
    • btrain

      I was with you until the dressing room problems. There is no need to poor that gasoline on the fire to justify this trade. The Oilers traded from a relative position of strength (Left wing) for a position of horrible weakness (right D). Regardless of what you want to say about Hall’s attitude and his dressing room stuff, the guy is a terrific hockey player and no doubt would have had another great season with the Oil. However, the Oil were desperate for a defensemen and they did what they had to do to get one. Fortunately Larsson fills the void extremely well and Hall’s offense was not all that missed thanks to McD and Drai. The best thing with Larsson has to be his contract. If he and Klefbom continue developing as they have, they may become one of the best top pairing duo’s while making significantly less (i.e. less then 1 Subban combined). For a team needing to sign its captain and its German, that is incredibly fortunate and another reason to look positively at the Hall trade.

  • madjam

    Did the Devils overpay when giving up Larsson for Hall ? Stats wise hard to tell because one is so proficient at keeping opposition off scoring , while other (Hall) is efficient at scoring . Team value wise Larsson might have been the superior addition . In a nutshell , Larsson probably better at keeping opposition of scoreboard than Hall actually scoring – thus Larsson probably the more valuable team player . I like Hall , but do not see where he brings more than Larsson to our team in the grand scheme of things . Would have been even better for Oilers if Eberle or Hopkins would have been the trade , rather than Hall . In retrospect the trade was pretty equal in importance to each club .

**Your task:** Write what comes next in the comment thread above about the Hall-for-Larsson trade, starting right after its final sentence.

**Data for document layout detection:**
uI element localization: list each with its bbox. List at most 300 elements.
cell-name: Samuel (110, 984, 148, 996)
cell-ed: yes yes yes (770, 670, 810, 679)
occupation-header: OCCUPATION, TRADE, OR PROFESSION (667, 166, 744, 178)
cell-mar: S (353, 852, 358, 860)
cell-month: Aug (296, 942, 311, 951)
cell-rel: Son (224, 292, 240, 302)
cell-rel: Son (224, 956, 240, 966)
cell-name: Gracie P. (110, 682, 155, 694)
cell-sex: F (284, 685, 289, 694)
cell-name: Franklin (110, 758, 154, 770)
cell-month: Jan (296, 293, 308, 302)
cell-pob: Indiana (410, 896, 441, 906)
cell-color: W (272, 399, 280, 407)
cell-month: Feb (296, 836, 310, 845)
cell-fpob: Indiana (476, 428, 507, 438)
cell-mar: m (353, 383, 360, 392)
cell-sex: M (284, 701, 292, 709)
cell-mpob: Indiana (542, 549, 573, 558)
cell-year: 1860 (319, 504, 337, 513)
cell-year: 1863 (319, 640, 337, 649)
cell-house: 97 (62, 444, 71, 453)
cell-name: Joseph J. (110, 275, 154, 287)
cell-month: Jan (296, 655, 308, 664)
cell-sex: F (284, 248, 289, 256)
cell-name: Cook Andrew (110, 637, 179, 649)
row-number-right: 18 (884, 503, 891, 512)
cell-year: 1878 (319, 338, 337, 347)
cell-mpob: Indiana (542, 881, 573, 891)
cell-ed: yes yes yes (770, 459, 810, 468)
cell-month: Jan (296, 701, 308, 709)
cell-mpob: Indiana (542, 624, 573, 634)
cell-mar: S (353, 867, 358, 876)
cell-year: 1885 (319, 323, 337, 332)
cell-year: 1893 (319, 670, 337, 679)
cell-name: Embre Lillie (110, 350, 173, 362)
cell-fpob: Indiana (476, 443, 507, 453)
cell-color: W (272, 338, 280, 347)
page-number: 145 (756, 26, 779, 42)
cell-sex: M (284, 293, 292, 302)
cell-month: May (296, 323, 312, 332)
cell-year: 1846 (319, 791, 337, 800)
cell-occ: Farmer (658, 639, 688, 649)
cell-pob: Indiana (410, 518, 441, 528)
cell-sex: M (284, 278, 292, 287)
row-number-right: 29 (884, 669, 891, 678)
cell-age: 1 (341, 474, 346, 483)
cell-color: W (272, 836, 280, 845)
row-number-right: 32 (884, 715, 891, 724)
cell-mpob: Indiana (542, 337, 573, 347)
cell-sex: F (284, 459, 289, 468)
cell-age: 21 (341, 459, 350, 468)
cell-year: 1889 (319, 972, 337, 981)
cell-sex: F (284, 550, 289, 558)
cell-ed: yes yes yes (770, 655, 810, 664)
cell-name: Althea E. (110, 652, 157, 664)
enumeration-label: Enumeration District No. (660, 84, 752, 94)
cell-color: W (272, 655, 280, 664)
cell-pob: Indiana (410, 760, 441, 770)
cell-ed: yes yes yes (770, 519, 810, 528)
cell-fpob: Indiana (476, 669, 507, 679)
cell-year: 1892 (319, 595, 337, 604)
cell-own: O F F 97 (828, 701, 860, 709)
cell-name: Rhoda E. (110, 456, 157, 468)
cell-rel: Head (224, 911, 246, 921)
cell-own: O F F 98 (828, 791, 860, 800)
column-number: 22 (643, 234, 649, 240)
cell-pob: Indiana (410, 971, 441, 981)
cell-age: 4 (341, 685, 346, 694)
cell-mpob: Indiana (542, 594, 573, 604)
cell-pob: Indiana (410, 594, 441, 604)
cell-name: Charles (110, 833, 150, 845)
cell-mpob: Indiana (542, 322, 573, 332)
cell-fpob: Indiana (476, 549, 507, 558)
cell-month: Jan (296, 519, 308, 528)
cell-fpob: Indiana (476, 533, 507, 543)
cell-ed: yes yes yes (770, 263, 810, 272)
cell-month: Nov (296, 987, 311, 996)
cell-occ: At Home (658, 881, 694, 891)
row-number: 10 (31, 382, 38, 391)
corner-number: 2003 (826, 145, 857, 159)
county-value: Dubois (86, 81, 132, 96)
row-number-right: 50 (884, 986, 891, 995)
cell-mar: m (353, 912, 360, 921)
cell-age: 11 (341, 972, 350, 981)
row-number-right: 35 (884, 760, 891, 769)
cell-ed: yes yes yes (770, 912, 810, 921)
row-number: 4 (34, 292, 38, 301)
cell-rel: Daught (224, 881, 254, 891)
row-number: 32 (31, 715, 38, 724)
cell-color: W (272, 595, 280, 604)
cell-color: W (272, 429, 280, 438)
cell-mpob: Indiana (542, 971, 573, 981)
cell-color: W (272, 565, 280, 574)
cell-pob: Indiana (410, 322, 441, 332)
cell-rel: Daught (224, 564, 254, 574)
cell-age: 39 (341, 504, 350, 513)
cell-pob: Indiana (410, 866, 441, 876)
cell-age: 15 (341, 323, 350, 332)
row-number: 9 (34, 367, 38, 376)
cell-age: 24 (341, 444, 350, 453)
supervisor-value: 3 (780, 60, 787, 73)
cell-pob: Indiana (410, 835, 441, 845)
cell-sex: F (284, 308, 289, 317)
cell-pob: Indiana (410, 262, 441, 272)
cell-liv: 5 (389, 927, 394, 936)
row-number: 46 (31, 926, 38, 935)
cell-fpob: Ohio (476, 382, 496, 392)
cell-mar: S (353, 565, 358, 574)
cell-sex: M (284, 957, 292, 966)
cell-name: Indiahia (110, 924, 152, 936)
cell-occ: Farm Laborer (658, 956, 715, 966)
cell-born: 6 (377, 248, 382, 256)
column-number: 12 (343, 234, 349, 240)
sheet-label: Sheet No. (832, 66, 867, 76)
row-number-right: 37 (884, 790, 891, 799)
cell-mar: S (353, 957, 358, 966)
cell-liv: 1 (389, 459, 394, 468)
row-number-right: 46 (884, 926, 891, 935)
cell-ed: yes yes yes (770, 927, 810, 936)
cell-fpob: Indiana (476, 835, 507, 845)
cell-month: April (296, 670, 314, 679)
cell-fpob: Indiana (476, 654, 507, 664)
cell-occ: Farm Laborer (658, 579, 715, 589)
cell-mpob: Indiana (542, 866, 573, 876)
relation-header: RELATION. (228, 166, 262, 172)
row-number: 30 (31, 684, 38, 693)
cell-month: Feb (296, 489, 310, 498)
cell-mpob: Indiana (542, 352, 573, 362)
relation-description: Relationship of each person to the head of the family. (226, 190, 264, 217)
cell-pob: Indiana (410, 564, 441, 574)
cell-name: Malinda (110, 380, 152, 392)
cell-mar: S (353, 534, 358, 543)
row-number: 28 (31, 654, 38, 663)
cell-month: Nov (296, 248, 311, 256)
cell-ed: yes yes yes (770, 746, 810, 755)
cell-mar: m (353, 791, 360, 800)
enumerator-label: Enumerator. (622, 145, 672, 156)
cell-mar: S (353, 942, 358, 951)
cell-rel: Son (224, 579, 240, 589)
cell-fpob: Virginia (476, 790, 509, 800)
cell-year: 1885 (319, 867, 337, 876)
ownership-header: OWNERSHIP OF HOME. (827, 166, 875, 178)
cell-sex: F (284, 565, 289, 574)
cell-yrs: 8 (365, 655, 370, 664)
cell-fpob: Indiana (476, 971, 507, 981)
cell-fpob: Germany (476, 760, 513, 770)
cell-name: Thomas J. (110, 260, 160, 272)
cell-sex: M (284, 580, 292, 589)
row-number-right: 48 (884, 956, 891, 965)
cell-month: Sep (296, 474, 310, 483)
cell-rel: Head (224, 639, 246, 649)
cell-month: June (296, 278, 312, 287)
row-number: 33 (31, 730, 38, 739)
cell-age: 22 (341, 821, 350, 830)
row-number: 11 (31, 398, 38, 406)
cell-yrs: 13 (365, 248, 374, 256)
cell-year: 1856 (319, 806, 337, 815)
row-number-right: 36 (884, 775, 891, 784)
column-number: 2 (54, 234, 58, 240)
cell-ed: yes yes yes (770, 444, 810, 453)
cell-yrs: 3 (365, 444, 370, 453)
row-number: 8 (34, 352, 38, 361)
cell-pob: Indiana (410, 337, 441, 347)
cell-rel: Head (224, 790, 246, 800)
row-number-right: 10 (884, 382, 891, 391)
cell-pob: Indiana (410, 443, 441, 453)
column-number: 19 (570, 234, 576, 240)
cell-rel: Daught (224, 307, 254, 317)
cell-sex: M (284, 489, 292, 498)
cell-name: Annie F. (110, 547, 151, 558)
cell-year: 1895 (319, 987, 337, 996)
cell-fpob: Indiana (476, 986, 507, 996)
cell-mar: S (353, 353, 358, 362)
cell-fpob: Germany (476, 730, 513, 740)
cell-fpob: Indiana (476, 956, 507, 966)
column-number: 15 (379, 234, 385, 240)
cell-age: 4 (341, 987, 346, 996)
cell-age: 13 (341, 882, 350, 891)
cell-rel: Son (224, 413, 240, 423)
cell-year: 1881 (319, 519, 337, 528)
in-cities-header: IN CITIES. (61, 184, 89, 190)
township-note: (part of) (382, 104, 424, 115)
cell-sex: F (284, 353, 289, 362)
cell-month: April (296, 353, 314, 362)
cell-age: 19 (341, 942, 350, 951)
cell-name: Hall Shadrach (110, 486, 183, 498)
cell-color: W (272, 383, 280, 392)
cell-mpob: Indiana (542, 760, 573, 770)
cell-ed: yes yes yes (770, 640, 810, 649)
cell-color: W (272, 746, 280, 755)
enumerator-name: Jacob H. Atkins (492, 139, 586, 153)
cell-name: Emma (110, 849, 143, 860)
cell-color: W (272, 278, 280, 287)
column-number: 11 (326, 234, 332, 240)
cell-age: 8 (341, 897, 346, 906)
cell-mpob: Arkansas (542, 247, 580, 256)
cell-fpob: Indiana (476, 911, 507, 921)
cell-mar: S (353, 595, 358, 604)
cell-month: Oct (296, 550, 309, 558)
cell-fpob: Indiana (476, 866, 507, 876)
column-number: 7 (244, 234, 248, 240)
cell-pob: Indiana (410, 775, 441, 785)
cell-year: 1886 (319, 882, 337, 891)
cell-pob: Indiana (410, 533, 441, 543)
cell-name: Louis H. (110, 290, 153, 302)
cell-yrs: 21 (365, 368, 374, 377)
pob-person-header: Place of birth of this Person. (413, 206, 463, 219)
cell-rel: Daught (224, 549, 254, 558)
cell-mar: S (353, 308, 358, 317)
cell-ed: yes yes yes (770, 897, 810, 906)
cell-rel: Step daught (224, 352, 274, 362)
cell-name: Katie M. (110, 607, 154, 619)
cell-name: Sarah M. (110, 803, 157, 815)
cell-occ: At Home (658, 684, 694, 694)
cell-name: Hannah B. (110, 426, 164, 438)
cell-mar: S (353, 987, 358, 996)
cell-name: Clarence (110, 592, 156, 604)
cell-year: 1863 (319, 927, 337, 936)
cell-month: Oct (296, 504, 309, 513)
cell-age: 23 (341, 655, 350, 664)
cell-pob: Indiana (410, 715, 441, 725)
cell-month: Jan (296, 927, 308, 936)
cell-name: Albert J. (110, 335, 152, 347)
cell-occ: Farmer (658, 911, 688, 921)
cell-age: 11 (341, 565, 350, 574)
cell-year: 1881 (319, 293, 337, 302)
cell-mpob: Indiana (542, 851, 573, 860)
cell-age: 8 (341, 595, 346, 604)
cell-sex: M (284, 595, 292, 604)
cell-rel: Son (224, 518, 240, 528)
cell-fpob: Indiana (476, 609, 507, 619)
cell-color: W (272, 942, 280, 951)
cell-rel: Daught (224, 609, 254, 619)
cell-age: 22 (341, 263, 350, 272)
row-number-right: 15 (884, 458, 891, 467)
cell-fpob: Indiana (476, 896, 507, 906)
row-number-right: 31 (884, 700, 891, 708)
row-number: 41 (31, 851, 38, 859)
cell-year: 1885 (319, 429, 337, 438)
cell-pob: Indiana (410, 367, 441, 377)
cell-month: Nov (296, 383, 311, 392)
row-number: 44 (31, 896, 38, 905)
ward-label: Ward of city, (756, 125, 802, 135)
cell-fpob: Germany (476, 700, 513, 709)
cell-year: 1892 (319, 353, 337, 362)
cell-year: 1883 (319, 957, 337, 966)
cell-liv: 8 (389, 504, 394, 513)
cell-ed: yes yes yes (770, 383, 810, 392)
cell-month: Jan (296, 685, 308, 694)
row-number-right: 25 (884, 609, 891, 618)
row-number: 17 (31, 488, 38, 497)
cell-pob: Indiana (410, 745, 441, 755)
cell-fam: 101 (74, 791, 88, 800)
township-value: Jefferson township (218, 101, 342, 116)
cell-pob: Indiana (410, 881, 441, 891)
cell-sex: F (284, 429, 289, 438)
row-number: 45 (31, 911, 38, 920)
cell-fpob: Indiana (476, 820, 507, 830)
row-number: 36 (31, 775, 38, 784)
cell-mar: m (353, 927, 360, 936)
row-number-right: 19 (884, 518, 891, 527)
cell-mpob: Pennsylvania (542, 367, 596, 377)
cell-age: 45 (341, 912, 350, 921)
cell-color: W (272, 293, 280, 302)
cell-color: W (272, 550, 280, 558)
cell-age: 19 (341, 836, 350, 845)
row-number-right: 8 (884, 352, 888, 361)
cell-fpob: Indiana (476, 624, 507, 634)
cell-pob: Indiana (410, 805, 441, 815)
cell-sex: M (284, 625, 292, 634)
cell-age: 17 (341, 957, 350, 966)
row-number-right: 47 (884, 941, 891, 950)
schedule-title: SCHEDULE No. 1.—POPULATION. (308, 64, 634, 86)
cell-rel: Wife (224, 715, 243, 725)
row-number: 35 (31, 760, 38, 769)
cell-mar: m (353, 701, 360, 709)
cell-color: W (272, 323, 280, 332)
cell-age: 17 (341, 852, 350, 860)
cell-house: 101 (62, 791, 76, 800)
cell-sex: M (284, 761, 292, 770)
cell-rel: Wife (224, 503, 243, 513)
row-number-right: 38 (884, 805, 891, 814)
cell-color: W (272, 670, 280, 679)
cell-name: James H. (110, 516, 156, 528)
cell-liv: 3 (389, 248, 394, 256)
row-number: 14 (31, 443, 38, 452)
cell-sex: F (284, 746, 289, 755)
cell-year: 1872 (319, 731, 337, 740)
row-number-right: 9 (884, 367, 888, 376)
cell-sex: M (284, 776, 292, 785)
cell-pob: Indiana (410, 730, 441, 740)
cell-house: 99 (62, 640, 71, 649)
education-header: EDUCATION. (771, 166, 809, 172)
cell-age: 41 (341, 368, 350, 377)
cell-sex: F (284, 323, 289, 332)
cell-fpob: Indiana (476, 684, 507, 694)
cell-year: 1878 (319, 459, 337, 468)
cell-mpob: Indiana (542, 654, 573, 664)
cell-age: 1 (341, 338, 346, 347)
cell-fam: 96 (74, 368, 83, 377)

**Result of the exercise:**
    • Reg Dunlop

      Have to agree, especially with the last sentence, but only if you think winning the draft lottery was important to the Devils. Otherwise, this was the most absolute steal of a trade in recent memory, solidifying Chia’s status as an astute GM.

  • madjam

    Oilers in a fair position defensively going forward with Larsson , Klefbom , Sekara , Russel , Nurse and Benning by the looks of it . I forsee Oilers signing a very useful Russel .

  • Regoils

    Larsson has been absolutely excellent this season and will be a very important piece of the core moving forward. He filled a void that desperately needed filling and did exactly what was expectedof him. Maybe (and I can’t emphasize maybe enough) Hall was the only way we would ever be able to fill that void so say what you want about the trade, but in no way should the trade be an excuse to bad mouth the only player worth going to watch during the dark days at rexall. Despite the poorly managed/coached team that lacked defence, depth, and goaltending, hall continuously left everything on the ice and season after season put up great offensive numbers. MAYBE (we’ll never know) we couldn’t have made it this far without larsson, but I’d like to believe that if we did, nuge and Ebs wouldn’t have gone scoreless and been ridiculed and I know that hall is the type of player that will make an impact in a game 7 situation.

  • Dobbler

    I still feel like in terms of the overall market value of the individual players we “lost” the trade, but it’s a loss I’m happy to absorb for the much larger win of having a more balanced, and ultimately dangerous team. I don’t know what goes into negotiations, and although it feels like Chiarelli could’ve gotten more for Hall or paid less for Larsson, I’m just an armchair manager, so what do I know? Bottom line is it’s worked out pretty well for us in hindsight.

  • Ryan68

    This trade was clearly about need. The Oilers needed a right shot d-man who could play tough minutes, and Hall was the price. I’m sure Chia gave up only what he had to. This isn’t the old-boys’ club anymore. I actually have faith in this management group to make the right decision. I hope that everyone will stop with the Hall-Larsson comparison. The trade was about need. A need Larrson filled admirably.